>> BEGIN

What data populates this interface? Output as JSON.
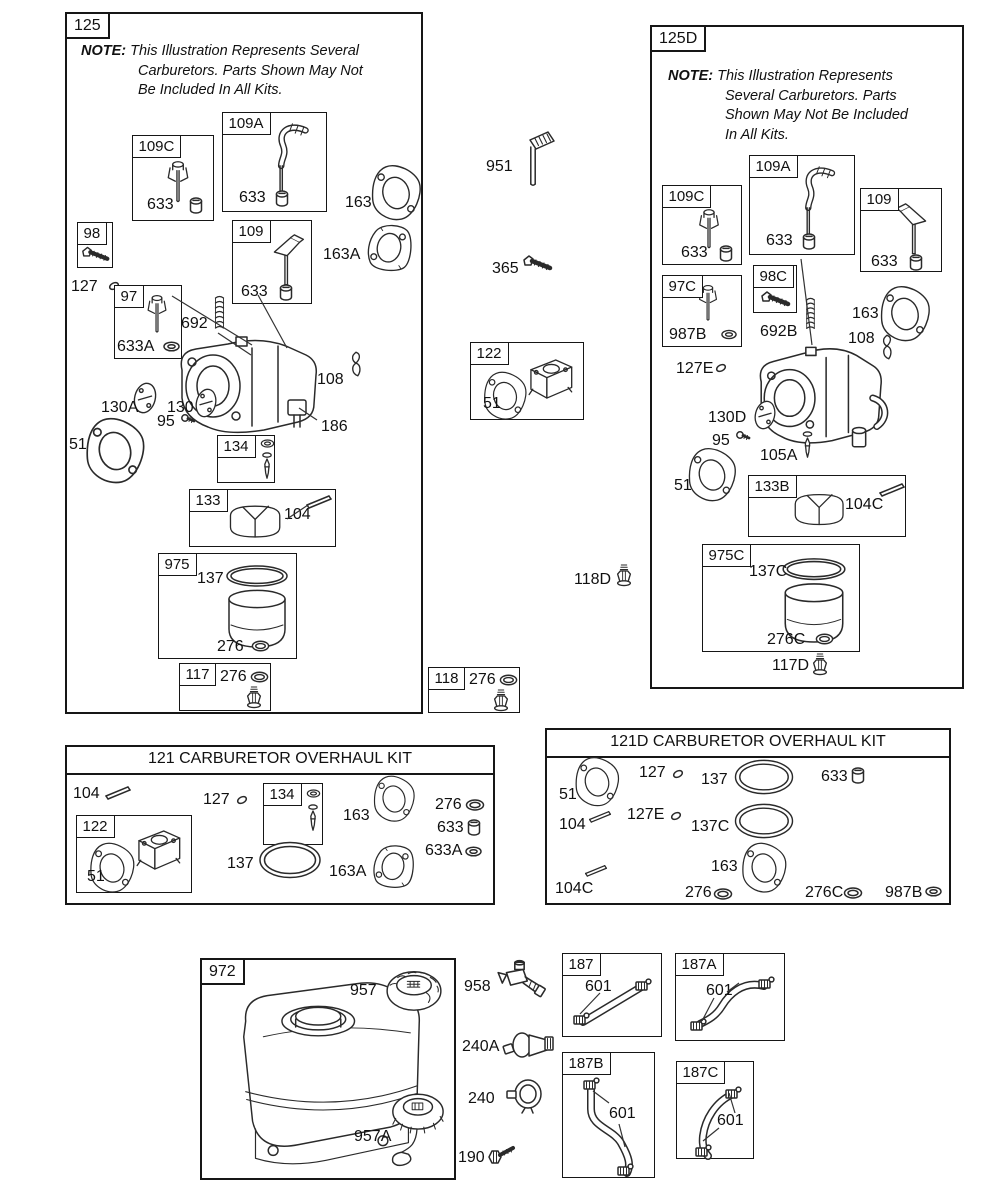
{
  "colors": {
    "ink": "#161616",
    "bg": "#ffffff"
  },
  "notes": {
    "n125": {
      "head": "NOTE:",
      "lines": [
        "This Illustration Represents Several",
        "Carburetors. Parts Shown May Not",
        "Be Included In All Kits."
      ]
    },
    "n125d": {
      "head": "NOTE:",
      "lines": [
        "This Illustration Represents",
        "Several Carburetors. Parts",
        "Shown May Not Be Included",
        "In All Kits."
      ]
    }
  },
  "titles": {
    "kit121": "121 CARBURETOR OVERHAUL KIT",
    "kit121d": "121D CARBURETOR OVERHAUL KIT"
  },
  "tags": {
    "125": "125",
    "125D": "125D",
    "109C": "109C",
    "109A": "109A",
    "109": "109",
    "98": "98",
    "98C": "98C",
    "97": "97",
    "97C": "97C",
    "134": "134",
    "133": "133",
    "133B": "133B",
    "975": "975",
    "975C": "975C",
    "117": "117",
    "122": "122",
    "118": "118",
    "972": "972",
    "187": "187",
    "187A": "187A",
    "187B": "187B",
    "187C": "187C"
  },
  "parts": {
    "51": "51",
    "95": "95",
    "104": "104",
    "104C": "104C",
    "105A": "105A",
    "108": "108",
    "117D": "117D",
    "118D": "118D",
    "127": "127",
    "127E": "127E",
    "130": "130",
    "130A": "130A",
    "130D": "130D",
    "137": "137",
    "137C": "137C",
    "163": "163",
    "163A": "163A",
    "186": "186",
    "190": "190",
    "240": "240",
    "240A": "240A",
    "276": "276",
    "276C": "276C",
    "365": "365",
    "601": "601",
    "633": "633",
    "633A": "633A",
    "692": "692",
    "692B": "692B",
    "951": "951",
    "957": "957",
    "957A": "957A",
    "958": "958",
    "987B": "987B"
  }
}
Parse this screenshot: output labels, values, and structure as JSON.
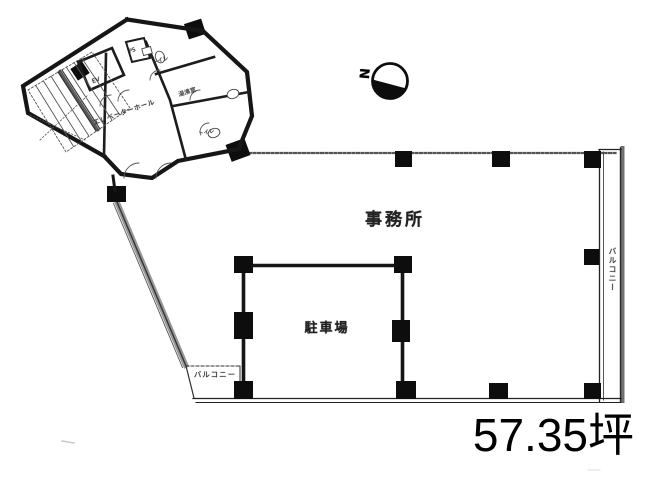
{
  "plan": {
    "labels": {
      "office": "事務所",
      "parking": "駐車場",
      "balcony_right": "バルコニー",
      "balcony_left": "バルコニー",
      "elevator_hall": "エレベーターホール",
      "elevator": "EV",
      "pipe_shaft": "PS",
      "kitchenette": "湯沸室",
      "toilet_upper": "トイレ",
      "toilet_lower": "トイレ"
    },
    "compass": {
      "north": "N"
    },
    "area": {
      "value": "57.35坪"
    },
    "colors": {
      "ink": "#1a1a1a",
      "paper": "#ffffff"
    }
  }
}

>> END
>> BEGIN

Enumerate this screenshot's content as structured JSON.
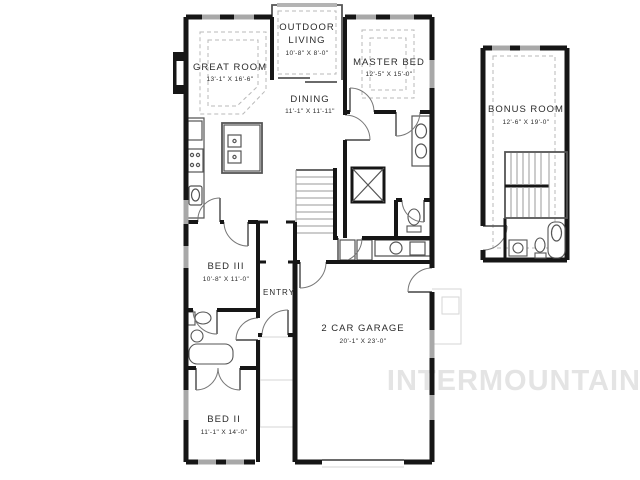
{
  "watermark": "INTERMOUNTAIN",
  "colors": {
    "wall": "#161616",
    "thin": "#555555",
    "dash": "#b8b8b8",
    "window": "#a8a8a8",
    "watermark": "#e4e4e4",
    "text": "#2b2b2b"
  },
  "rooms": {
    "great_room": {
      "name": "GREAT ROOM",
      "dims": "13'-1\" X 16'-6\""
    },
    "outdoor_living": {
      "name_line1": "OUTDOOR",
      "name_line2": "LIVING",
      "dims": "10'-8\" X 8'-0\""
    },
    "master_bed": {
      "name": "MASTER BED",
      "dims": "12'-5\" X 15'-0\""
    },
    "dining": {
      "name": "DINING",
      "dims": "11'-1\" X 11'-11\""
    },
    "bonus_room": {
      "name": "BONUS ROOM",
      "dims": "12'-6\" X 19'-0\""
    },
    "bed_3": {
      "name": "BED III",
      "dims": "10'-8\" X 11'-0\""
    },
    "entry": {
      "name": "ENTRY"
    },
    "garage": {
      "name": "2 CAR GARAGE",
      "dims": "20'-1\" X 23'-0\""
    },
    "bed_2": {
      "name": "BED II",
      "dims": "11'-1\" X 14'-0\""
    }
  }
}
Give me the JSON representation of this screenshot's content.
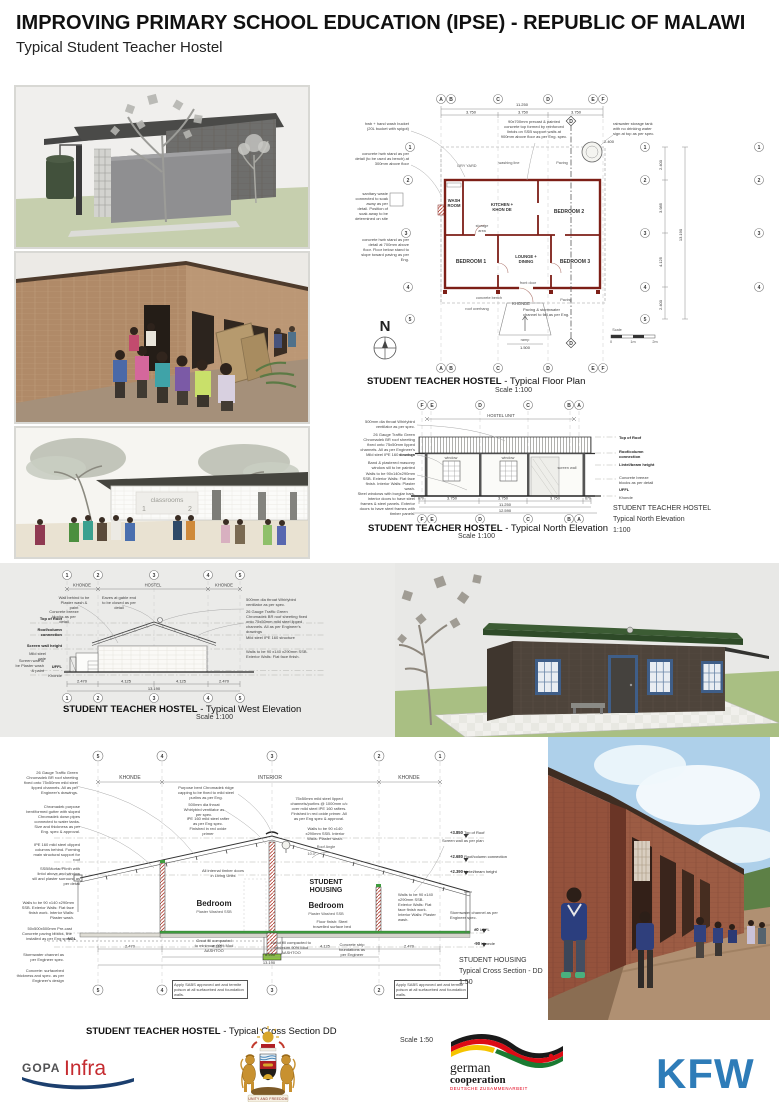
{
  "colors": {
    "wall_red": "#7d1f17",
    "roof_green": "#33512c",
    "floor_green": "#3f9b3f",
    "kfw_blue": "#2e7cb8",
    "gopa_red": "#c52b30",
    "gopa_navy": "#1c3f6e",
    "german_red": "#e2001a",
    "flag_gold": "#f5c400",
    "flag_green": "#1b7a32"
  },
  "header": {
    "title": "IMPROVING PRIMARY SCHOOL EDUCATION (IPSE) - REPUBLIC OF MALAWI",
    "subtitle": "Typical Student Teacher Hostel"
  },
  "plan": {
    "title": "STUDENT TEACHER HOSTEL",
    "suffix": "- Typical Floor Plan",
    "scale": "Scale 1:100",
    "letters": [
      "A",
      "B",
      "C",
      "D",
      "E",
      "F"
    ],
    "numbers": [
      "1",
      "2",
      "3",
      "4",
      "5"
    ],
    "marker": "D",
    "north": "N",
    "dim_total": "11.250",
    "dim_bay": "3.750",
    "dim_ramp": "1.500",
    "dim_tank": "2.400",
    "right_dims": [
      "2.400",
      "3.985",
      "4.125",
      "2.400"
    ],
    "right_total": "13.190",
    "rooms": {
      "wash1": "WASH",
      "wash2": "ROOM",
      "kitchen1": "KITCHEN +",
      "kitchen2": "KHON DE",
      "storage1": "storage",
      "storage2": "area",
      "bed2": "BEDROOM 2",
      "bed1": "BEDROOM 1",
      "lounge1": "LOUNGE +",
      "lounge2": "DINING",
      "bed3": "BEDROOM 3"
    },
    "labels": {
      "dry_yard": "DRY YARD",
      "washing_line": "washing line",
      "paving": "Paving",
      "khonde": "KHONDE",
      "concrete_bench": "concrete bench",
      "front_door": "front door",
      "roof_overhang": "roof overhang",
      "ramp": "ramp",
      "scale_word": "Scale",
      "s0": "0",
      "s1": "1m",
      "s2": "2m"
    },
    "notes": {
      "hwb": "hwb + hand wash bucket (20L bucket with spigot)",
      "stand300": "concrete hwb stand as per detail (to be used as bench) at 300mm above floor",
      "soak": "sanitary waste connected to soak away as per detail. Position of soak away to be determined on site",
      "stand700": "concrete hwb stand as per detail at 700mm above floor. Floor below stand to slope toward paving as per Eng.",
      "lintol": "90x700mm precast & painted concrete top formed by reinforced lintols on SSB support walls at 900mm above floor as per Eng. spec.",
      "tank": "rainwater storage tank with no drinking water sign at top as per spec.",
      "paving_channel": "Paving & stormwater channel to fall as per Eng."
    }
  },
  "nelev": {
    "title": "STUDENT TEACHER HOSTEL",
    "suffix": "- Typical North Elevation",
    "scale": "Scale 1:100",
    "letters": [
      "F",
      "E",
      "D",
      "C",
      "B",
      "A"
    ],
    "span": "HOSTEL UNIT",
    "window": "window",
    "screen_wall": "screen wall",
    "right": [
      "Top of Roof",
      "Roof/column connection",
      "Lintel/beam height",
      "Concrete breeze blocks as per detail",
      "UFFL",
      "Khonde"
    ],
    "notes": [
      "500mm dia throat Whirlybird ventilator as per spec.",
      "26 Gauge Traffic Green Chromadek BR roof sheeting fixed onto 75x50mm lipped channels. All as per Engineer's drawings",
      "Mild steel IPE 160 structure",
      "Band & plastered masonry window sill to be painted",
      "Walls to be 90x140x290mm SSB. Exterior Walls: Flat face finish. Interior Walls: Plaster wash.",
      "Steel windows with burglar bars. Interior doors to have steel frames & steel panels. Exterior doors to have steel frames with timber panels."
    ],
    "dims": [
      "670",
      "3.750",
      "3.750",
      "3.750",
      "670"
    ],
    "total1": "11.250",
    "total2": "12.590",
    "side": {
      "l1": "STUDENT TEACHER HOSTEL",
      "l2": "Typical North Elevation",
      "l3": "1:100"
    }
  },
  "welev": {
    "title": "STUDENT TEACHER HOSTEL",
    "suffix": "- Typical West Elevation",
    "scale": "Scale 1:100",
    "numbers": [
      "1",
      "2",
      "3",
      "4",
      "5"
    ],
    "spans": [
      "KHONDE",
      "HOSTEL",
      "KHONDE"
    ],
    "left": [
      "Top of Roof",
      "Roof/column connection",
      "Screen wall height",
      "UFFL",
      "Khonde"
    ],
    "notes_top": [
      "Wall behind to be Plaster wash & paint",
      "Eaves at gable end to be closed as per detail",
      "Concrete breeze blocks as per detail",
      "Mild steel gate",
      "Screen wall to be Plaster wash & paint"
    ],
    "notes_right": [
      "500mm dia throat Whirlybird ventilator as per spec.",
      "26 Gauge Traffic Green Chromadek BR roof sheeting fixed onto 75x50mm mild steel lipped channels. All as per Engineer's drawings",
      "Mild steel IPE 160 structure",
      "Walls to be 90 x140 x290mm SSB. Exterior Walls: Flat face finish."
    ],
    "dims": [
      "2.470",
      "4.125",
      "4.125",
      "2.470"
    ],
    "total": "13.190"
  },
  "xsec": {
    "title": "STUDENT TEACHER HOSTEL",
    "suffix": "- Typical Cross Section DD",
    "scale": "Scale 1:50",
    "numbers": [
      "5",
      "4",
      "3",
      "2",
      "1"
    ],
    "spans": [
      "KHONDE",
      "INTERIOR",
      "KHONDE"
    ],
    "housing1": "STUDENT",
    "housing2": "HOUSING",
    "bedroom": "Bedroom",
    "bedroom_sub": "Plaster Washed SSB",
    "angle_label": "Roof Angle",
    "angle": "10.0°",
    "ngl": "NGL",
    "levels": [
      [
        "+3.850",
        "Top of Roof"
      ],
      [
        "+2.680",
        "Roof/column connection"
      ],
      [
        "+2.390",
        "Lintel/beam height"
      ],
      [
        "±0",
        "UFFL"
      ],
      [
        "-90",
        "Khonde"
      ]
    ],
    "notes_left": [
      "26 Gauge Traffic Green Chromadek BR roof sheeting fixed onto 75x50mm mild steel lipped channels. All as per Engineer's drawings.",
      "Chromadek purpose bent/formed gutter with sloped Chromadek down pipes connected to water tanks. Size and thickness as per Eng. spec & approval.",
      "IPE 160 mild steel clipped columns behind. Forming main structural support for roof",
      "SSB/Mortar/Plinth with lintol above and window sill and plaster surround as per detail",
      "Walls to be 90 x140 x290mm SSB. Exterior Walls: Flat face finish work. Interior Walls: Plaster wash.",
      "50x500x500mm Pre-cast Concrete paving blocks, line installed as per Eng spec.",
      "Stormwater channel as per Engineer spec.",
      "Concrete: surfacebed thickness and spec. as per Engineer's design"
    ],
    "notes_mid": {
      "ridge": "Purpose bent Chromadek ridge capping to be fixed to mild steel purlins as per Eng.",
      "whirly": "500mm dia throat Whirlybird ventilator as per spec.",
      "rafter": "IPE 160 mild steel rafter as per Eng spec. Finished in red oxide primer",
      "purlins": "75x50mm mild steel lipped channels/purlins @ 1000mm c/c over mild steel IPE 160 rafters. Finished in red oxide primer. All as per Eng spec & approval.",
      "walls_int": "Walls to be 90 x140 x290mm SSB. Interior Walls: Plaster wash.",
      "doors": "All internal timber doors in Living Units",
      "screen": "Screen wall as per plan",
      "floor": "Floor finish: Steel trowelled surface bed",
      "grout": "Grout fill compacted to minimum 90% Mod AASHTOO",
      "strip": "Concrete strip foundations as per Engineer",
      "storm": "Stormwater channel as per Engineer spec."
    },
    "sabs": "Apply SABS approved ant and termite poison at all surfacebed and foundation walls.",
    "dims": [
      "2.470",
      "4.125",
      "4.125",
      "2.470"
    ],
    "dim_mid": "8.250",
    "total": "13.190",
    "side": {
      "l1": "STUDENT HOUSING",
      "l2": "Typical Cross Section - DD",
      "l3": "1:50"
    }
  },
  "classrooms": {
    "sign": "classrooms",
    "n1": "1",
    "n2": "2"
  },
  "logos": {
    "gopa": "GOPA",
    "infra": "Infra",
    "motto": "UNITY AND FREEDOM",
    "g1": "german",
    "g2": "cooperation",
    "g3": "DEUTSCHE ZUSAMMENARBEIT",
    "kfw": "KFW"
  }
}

>> END
>> BEGIN

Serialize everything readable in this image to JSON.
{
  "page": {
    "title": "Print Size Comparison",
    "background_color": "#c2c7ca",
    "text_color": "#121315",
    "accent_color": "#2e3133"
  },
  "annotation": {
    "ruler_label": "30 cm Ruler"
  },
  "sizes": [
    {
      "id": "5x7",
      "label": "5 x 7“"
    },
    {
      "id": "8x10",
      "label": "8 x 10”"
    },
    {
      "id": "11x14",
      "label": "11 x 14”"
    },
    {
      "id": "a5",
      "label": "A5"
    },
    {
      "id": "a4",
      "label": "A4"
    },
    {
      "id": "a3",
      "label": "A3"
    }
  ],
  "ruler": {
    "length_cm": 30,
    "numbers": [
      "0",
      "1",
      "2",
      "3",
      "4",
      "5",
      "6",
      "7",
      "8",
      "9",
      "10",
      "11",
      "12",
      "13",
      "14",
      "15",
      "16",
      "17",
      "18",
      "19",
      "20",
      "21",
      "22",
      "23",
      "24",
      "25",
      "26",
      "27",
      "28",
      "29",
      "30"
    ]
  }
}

>> END

[AIM OF THE TASK]:
How many lines in the listing above contain the string "sill"? Answer with the number only.

[EXERCISE SOLUTION]:
2